**Short exercise**
Extract all lines that hold "Model" from the records below.

**Data for the task**

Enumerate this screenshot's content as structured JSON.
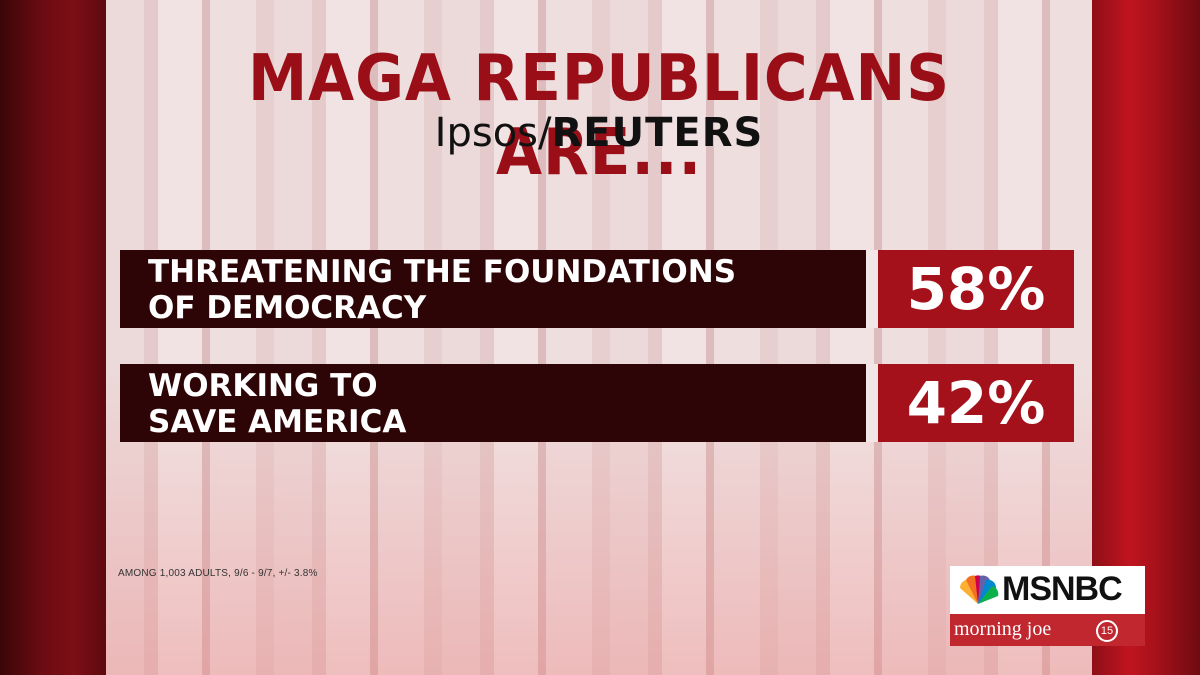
{
  "title": "MAGA REPUBLICANS ARE...",
  "source": {
    "brand1": "Ipsos",
    "sep": "/",
    "brand2": "REUTERS"
  },
  "rows": [
    {
      "label_line1": "THREATENING THE FOUNDATIONS",
      "label_line2": "OF DEMOCRACY",
      "value": "58%"
    },
    {
      "label_line1": "WORKING TO",
      "label_line2": "SAVE AMERICA",
      "value": "42%"
    }
  ],
  "footnote": "AMONG 1,003 ADULTS, 9/6 - 9/7, +/- 3.8%",
  "logo": {
    "network": "MSNBC",
    "show": "morning joe",
    "badge": "15"
  },
  "colors": {
    "title": "#9a0f17",
    "label_bg": "#2e0507",
    "value_bg": "#a5111a",
    "frame_red": "#c0141f"
  }
}
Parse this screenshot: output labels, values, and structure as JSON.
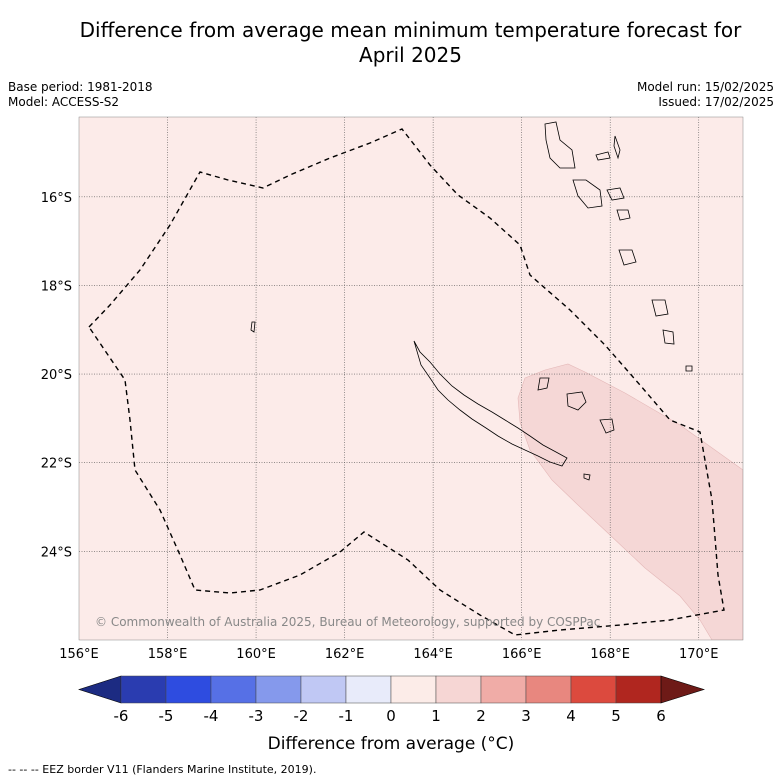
{
  "header": {
    "title_line1": "Difference from average mean minimum temperature forecast for",
    "title_line2": "April 2025",
    "base_period": "Base period: 1981-2018",
    "model": "Model: ACCESS-S2",
    "model_run": "Model run: 15/02/2025",
    "issued": "Issued: 17/02/2025"
  },
  "map": {
    "lon_range": [
      156,
      171
    ],
    "lat_range": [
      -14.2,
      -26
    ],
    "lon_ticks": [
      "156°E",
      "158°E",
      "160°E",
      "162°E",
      "164°E",
      "166°E",
      "168°E",
      "170°E"
    ],
    "lat_ticks": [
      "16°S",
      "18°S",
      "20°S",
      "22°S",
      "24°S"
    ],
    "grid": true,
    "background_anomaly_class": "0 to 1",
    "warm_patch_anomaly_class": "1 to 2",
    "copyright": "© Commonwealth of Australia 2025, Bureau of Meteorology, supported by COSPPac",
    "colors": {
      "base": "#fcebe9",
      "warm_patch": "#f5d7d6",
      "border": "#000000"
    }
  },
  "colorbar": {
    "label": "Difference from average (°C)",
    "ticks": [
      "-6",
      "-5",
      "-4",
      "-3",
      "-2",
      "-1",
      "0",
      "1",
      "2",
      "3",
      "4",
      "5",
      "6"
    ],
    "colors": [
      "#1c2b82",
      "#2a3cb0",
      "#2e4ce0",
      "#5670e6",
      "#8599ec",
      "#c0c8f4",
      "#e8ebfa",
      "#fcece8",
      "#f6d6d4",
      "#f0aca7",
      "#e8877f",
      "#dc4a3e",
      "#b0261f",
      "#6e1a17"
    ]
  },
  "footnote": "--  --  -- EEZ border V11 (Flanders Marine Institute, 2019)."
}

**Solution to this problem**
    "model": "Model: ACCESS-S2",
    "model_run": "Model run: 15/02/2025",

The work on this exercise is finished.